## Stated problem:
Would you pull out every line of the material that contains the string "this"?

## Exercise materials:

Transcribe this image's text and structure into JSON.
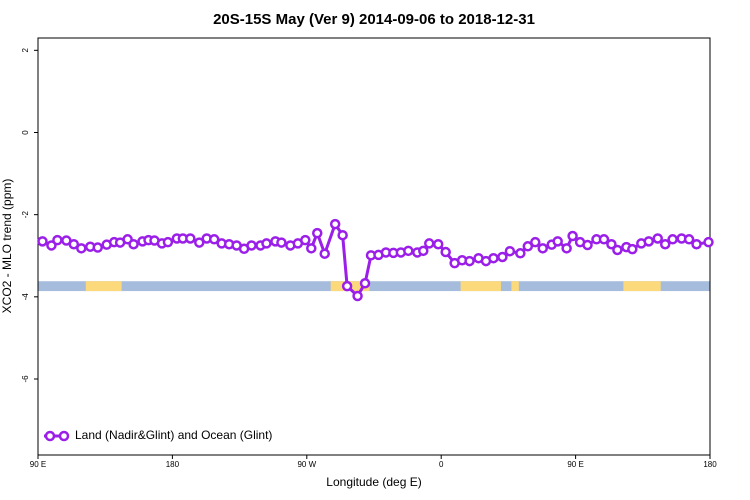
{
  "chart_data": {
    "type": "line",
    "title": "20S-15S May (Ver 9)   2014-09-06 to 2018-12-31",
    "xlabel": "Longitude (deg E)",
    "ylabel": "XCO2 - MLO trend (ppm)",
    "xlim": [
      90,
      540
    ],
    "ylim": [
      -7.85,
      2.3
    ],
    "xticks": [
      {
        "value": 90,
        "label": "90 E"
      },
      180,
      {
        "value": 270,
        "label": "90 W"
      },
      {
        "value": 360,
        "label": "0"
      },
      {
        "value": 450,
        "label": "90 E"
      },
      {
        "value": 540,
        "label": "180"
      }
    ],
    "yticks": [
      2,
      0,
      -2,
      -4,
      -6
    ],
    "legend": "bottom-left",
    "x": [
      93,
      99,
      103,
      109,
      114,
      119,
      125,
      130,
      136,
      141,
      145,
      150,
      154,
      160,
      164,
      168,
      173,
      177,
      183,
      187,
      192,
      198,
      203,
      208,
      213,
      218,
      223,
      228,
      233,
      239,
      243,
      249,
      253,
      259,
      264,
      269,
      273,
      277,
      282,
      289,
      294,
      297,
      304,
      309,
      313,
      318,
      323,
      328,
      333,
      338,
      344,
      348,
      352,
      358,
      363,
      369,
      374,
      379,
      385,
      390,
      395,
      401,
      406,
      413,
      418,
      423,
      428,
      434,
      438,
      444,
      448,
      453,
      458,
      464,
      469,
      474,
      478,
      484,
      488,
      494,
      499,
      505,
      510,
      515,
      521,
      526,
      531,
      539
    ],
    "series": [
      {
        "name": "Land (Nadir&Glint) and Ocean (Glint)",
        "color": "#9b1fe8",
        "values": [
          -2.65,
          -2.75,
          -2.62,
          -2.63,
          -2.72,
          -2.82,
          -2.78,
          -2.8,
          -2.73,
          -2.67,
          -2.68,
          -2.6,
          -2.72,
          -2.65,
          -2.62,
          -2.63,
          -2.7,
          -2.67,
          -2.58,
          -2.58,
          -2.58,
          -2.68,
          -2.58,
          -2.6,
          -2.7,
          -2.72,
          -2.75,
          -2.83,
          -2.75,
          -2.75,
          -2.7,
          -2.65,
          -2.68,
          -2.75,
          -2.7,
          -2.62,
          -2.82,
          -2.45,
          -2.95,
          -2.23,
          -2.5,
          -3.74,
          -3.98,
          -3.67,
          -2.99,
          -2.98,
          -2.92,
          -2.93,
          -2.92,
          -2.88,
          -2.92,
          -2.88,
          -2.7,
          -2.72,
          -2.91,
          -3.18,
          -3.11,
          -3.13,
          -3.06,
          -3.13,
          -3.06,
          -3.03,
          -2.89,
          -2.94,
          -2.77,
          -2.67,
          -2.82,
          -2.73,
          -2.65,
          -2.82,
          -2.52,
          -2.67,
          -2.74,
          -2.6,
          -2.6,
          -2.72,
          -2.86,
          -2.79,
          -2.84,
          -2.7,
          -2.65,
          -2.58,
          -2.72,
          -2.6,
          -2.58,
          -2.6,
          -2.72,
          -2.67
        ]
      }
    ],
    "band": {
      "y": [
        -3.86,
        -3.62
      ],
      "ocean_color": "#a5bcdc",
      "land_color": "#fcd97a",
      "land_spans": [
        [
          122,
          146
        ],
        [
          286,
          312
        ],
        [
          373,
          400
        ],
        [
          407,
          412
        ],
        [
          482,
          507
        ]
      ]
    }
  }
}
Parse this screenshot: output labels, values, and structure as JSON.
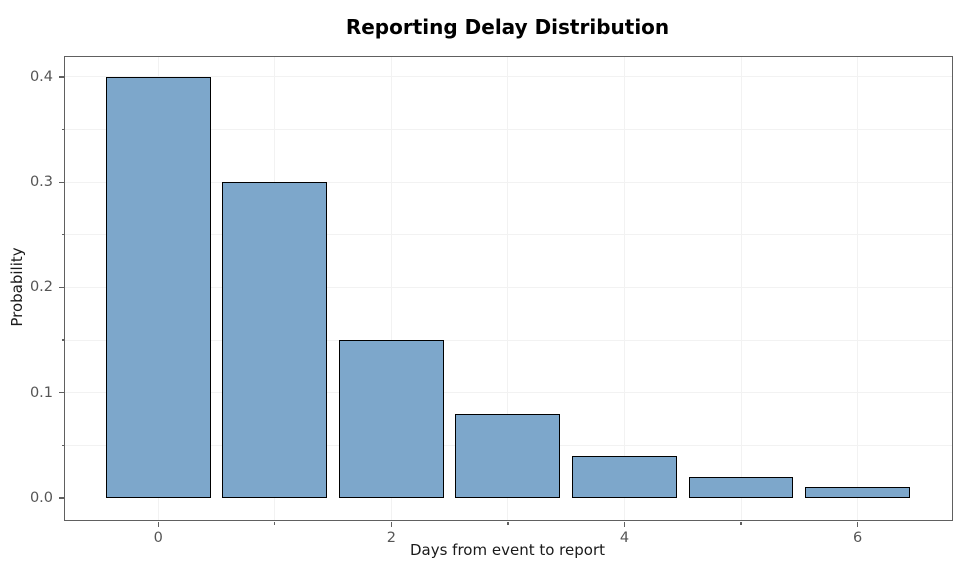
{
  "chart_data": {
    "type": "bar",
    "title": "Reporting Delay Distribution",
    "xlabel": "Days from event to report",
    "ylabel": "Probability",
    "categories": [
      0,
      1,
      2,
      3,
      4,
      5,
      6
    ],
    "values": [
      0.4,
      0.3,
      0.15,
      0.08,
      0.04,
      0.02,
      0.01
    ],
    "bar_width": 0.9,
    "xlim": [
      -0.8,
      6.81
    ],
    "ylim": [
      -0.021,
      0.419
    ],
    "x_major_ticks": [
      0,
      2,
      4,
      6
    ],
    "x_tick_labels": [
      "0",
      "2",
      "4",
      "6"
    ],
    "x_minor_ticks": [
      1,
      3,
      5
    ],
    "y_major_ticks": [
      0.0,
      0.1,
      0.2,
      0.3,
      0.4
    ],
    "y_tick_labels": [
      "0.0",
      "0.1",
      "0.2",
      "0.3",
      "0.4"
    ],
    "y_minor_ticks": [
      0.05,
      0.15,
      0.25,
      0.35
    ],
    "grid": "major+minor horizontal and vertical, very faint",
    "legend": "none",
    "colors": {
      "bar_fill": "#7da7cb",
      "bar_edge": "#000000",
      "grid": "#f2f2f2",
      "spine": "#606060",
      "tick_label": "#555555",
      "axis_label": "#1a1a1a",
      "title": "#000000",
      "background": "#ffffff"
    }
  }
}
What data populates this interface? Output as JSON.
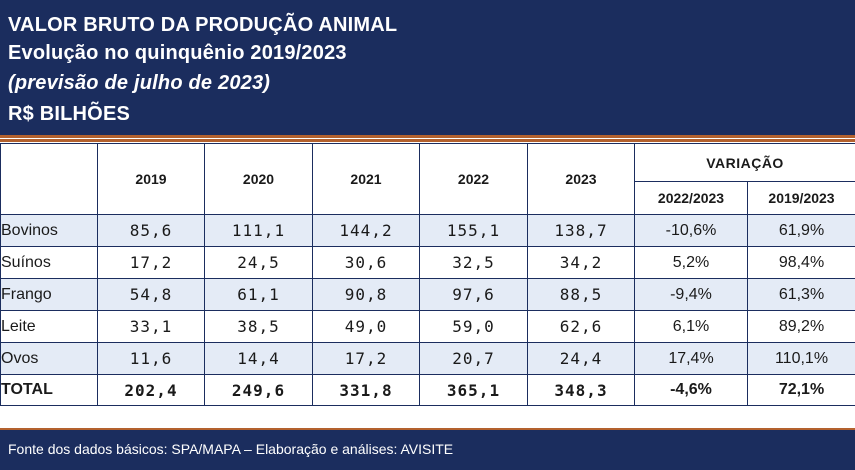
{
  "header": {
    "line1": "VALOR BRUTO DA PRODUÇÃO ANIMAL",
    "line2": "Evolução no quinquênio 2019/2023",
    "line3": "(previsão de julho de 2023)",
    "line4": "R$ BILHÕES"
  },
  "table": {
    "years": [
      "2019",
      "2020",
      "2021",
      "2022",
      "2023"
    ],
    "variation_label": "VARIAÇÃO",
    "variation_cols": [
      "2022/2023",
      "2019/2023"
    ],
    "rows": [
      {
        "name": "Bovinos",
        "values": [
          "85,6",
          "111,1",
          "144,2",
          "155,1",
          "138,7"
        ],
        "var_a": "-10,6%",
        "var_b": "61,9%"
      },
      {
        "name": "Suínos",
        "values": [
          "17,2",
          "24,5",
          "30,6",
          "32,5",
          "34,2"
        ],
        "var_a": "5,2%",
        "var_b": "98,4%"
      },
      {
        "name": "Frango",
        "values": [
          "54,8",
          "61,1",
          "90,8",
          "97,6",
          "88,5"
        ],
        "var_a": "-9,4%",
        "var_b": "61,3%"
      },
      {
        "name": "Leite",
        "values": [
          "33,1",
          "38,5",
          "49,0",
          "59,0",
          "62,6"
        ],
        "var_a": "6,1%",
        "var_b": "89,2%"
      },
      {
        "name": "Ovos",
        "values": [
          "11,6",
          "14,4",
          "17,2",
          "20,7",
          "24,4"
        ],
        "var_a": "17,4%",
        "var_b": "110,1%"
      },
      {
        "name": "TOTAL",
        "values": [
          "202,4",
          "249,6",
          "331,8",
          "365,1",
          "348,3"
        ],
        "var_a": "-4,6%",
        "var_b": "72,1%"
      }
    ]
  },
  "footer": {
    "source": "Fonte dos dados básicos: SPA/MAPA – Elaboração e análises: AVISITE"
  },
  "colors": {
    "navy": "#1b2d5e",
    "accent_orange": "#b3612e",
    "row_shade": "#e4ebf6",
    "negative_red": "#e01b1b"
  }
}
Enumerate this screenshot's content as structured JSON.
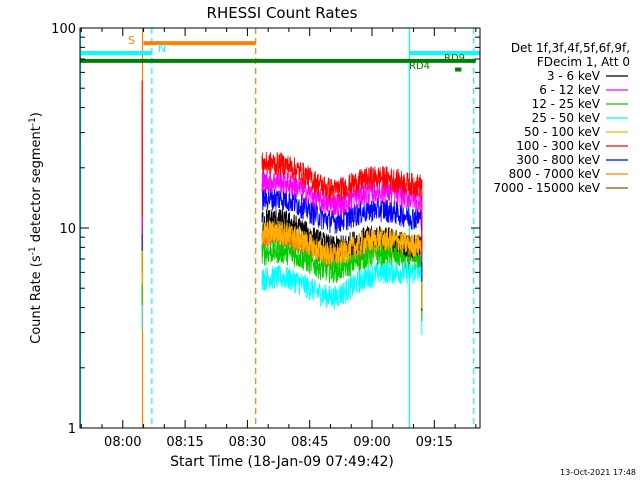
{
  "chart_data": {
    "type": "line",
    "title": "RHESSI Count Rates",
    "xlabel": "Start Time (18-Jan-09 07:49:42)",
    "ylabel": "Count Rate (s",
    "ylabel_sup1": "-1",
    "ylabel_mid": " detector segment",
    "ylabel_sup2": "-1",
    "ylabel_end": ")",
    "yscale": "log",
    "xlim": [
      "07:49:42",
      "09:26:00"
    ],
    "ylim": [
      1,
      100
    ],
    "x_ticks": [
      "08:00",
      "08:15",
      "08:30",
      "08:45",
      "09:00",
      "09:15"
    ],
    "y_ticks": [
      "1",
      "10",
      "100"
    ],
    "timestamp": "13-Oct-2021 17:48",
    "legend_header": [
      "Det 1f,3f,4f,5f,6f,9f,",
      "FDecim 1, Att 0"
    ],
    "legend_position": "right",
    "series": [
      {
        "name": "3 - 6 keV",
        "color": "#000000",
        "level_start": 11,
        "level_mid": 8.5,
        "level_end": 8.6
      },
      {
        "name": "6 - 12 keV",
        "color": "#ff00ff",
        "level_start": 17,
        "level_mid": 14,
        "level_end": 15
      },
      {
        "name": "12 - 25 keV",
        "color": "#00cc00",
        "level_start": 7.5,
        "level_mid": 6.5,
        "level_end": 7.6
      },
      {
        "name": "25 - 50 keV",
        "color": "#00ffff",
        "level_start": 5.6,
        "level_mid": 4.8,
        "level_end": 6.5
      },
      {
        "name": "50 - 100 keV",
        "color": "#ffb000",
        "level_start": 9.5,
        "level_mid": 7.8,
        "level_end": 8.8
      },
      {
        "name": "100 - 300 keV",
        "color": "#ff0000",
        "level_start": 21,
        "level_mid": 16.5,
        "level_end": 17.5
      },
      {
        "name": "300 - 800 keV",
        "color": "#0000ff",
        "level_start": 14,
        "level_mid": 11.5,
        "level_end": 12
      },
      {
        "name": "800 - 7000 keV",
        "color": "#ff8000",
        "level_start": 9,
        "level_mid": 7.6,
        "level_end": 8.4
      },
      {
        "name": "7000 - 15000 keV",
        "color": "#a05000",
        "level_start": 9,
        "level_mid": 7.5,
        "level_end": 8.3
      }
    ],
    "data_interval": {
      "start": "08:33:30",
      "end": "09:12:00"
    },
    "spike": {
      "time": "08:04:45"
    },
    "flag_labels": {
      "saa": "S",
      "night": "N",
      "rd9": "RD9",
      "rd4": "RD4"
    },
    "flag_bars": {
      "night": {
        "color": "#00ffff",
        "start": "07:49:42",
        "end": "08:07:00",
        "start2": "09:09:00",
        "end2": "09:26:00",
        "level": 75
      },
      "saa": {
        "color": "#ff8000",
        "start": "08:05:00",
        "end": "08:32:00",
        "level": 84
      },
      "green": {
        "color": "#008000",
        "start": "07:49:42",
        "end": "09:25:00",
        "level": 68.5
      },
      "rd4": {
        "color": "#008000",
        "start": "09:20:00",
        "end": "09:21:30",
        "level": 62
      }
    },
    "vertical_lines": [
      {
        "time": "08:04:45",
        "color": "#ff8000",
        "style": "solid"
      },
      {
        "time": "08:07:00",
        "color": "#00ffff",
        "style": "dashed"
      },
      {
        "time": "08:32:00",
        "color": "#ff8000",
        "style": "dashed"
      },
      {
        "time": "09:09:00",
        "color": "#00ffff",
        "style": "solid"
      },
      {
        "time": "09:24:30",
        "color": "#00ffff",
        "style": "dashed"
      },
      {
        "time": "07:49:50",
        "color": "#00ffff",
        "style": "solid"
      }
    ]
  }
}
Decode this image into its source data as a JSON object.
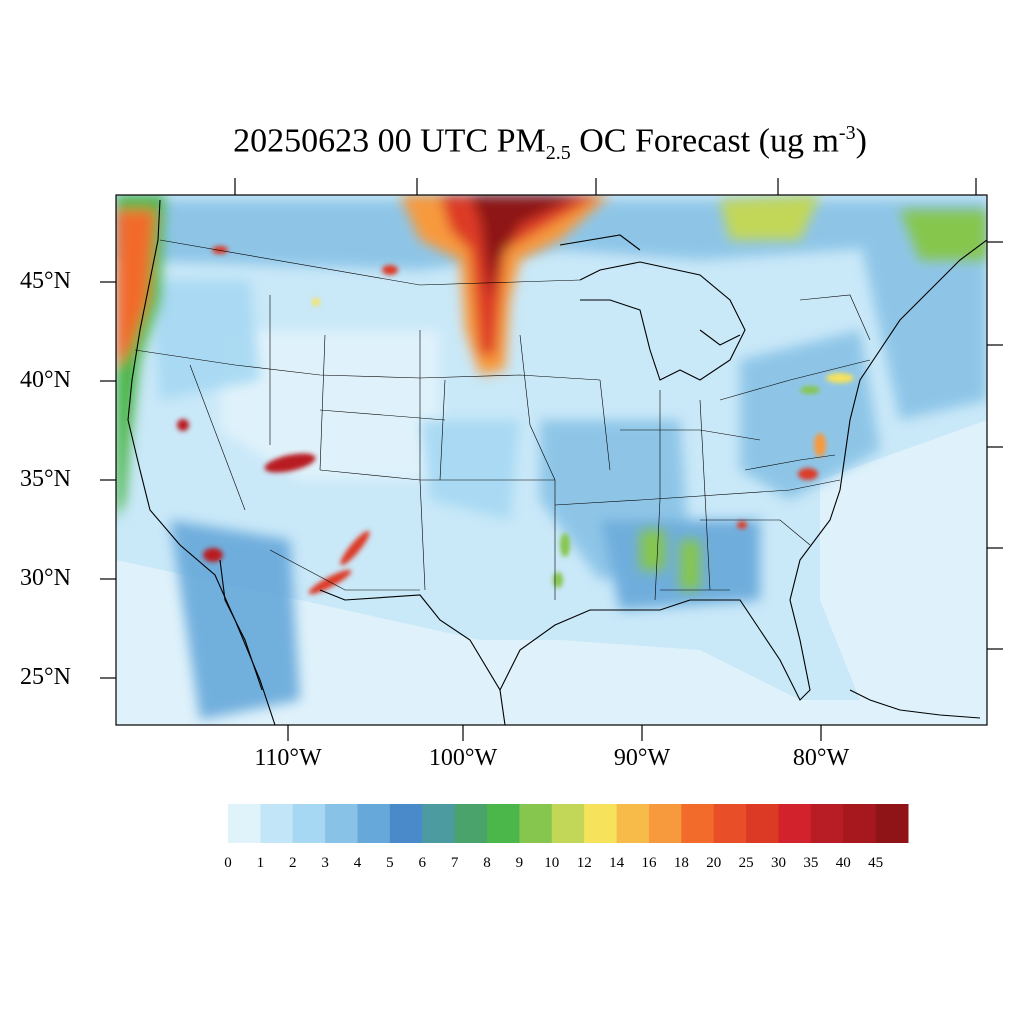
{
  "title": {
    "prefix": "20250623 00 UTC PM",
    "subscript": "2.5",
    "middle": " OC Forecast (ug m",
    "superscript": "-3",
    "suffix": ")"
  },
  "latitude_labels": [
    "45°N",
    "40°N",
    "35°N",
    "30°N",
    "25°N"
  ],
  "longitude_labels": [
    "110°W",
    "100°W",
    "90°W",
    "80°W"
  ],
  "colorbar": {
    "labels": [
      "0",
      "1",
      "2",
      "3",
      "4",
      "5",
      "6",
      "7",
      "8",
      "9",
      "10",
      "12",
      "14",
      "16",
      "18",
      "20",
      "25",
      "30",
      "35",
      "40",
      "45"
    ],
    "colors": [
      "#e0f3fb",
      "#c2e6f7",
      "#a6d8f3",
      "#88c2e6",
      "#66a8da",
      "#4a8acb",
      "#4b9ba0",
      "#4aa36a",
      "#4bb64a",
      "#86c64e",
      "#c2d758",
      "#f7e35b",
      "#f7bb4a",
      "#f79a3e",
      "#f26b2a",
      "#e84f28",
      "#dd3a26",
      "#d2222b",
      "#b81c24",
      "#a6181e",
      "#8e1418"
    ]
  },
  "colors": {
    "background_fill": "#c9e8f8",
    "ocean_fill": "#dff2fb",
    "frame": "#000000"
  }
}
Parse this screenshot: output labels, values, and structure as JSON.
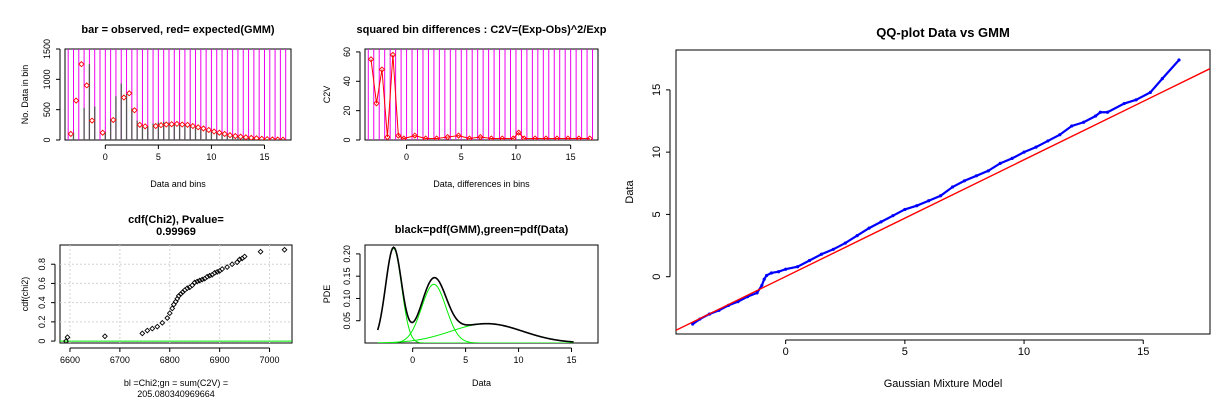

## Written answer:
Transcribe this image's text and structure into JSON.
Parse this screenshot: output labels, values, and structure as JSON.
What data populates this interface? Output as JSON.
Enumerate this screenshot's content as structured JSON.
Decode this image into its source data as a JSON object.
Parse this screenshot: output labels, values, and structure as JSON.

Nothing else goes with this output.